>> start Supplied data

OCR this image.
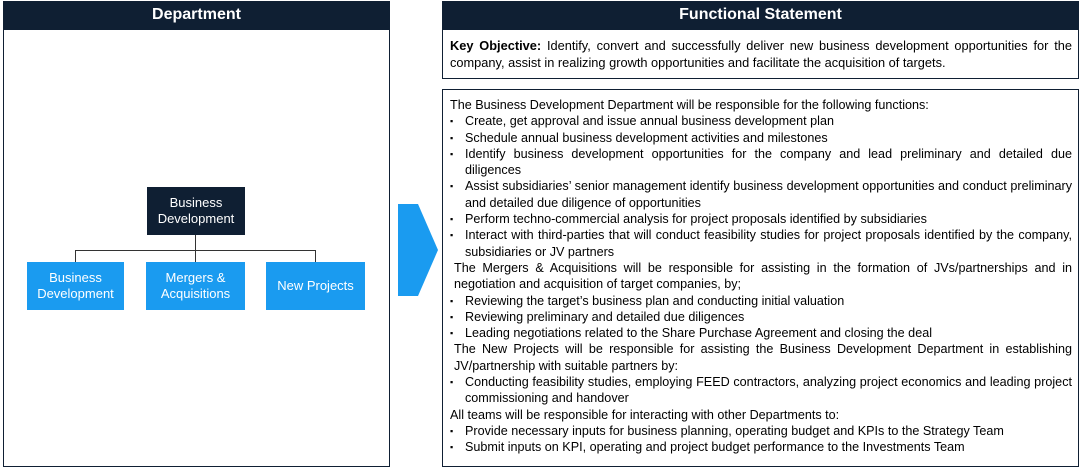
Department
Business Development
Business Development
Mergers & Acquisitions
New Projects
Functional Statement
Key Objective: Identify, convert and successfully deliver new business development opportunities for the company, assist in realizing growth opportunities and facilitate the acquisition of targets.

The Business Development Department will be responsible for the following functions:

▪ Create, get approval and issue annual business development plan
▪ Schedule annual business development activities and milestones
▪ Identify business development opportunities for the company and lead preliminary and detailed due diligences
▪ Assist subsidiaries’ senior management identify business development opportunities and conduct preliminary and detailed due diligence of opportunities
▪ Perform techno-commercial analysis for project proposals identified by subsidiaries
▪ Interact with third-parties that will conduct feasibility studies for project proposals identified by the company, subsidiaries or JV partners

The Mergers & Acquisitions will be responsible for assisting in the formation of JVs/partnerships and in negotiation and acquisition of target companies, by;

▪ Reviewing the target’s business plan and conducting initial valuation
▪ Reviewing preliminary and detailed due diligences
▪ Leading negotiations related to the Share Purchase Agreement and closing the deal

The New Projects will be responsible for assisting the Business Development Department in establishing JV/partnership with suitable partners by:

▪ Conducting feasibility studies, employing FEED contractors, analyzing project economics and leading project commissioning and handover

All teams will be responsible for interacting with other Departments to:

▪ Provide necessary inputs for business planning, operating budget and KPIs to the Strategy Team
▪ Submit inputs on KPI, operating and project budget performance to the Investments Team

>> end Supplied data

Short problem ▸ Copy out each line of the records that holds the string "Projects".

Answer to the exercise ▸
New Projects
The New Projects will be responsible for assisting the Business Development Department in establishing JV/partnership with suitable partners by:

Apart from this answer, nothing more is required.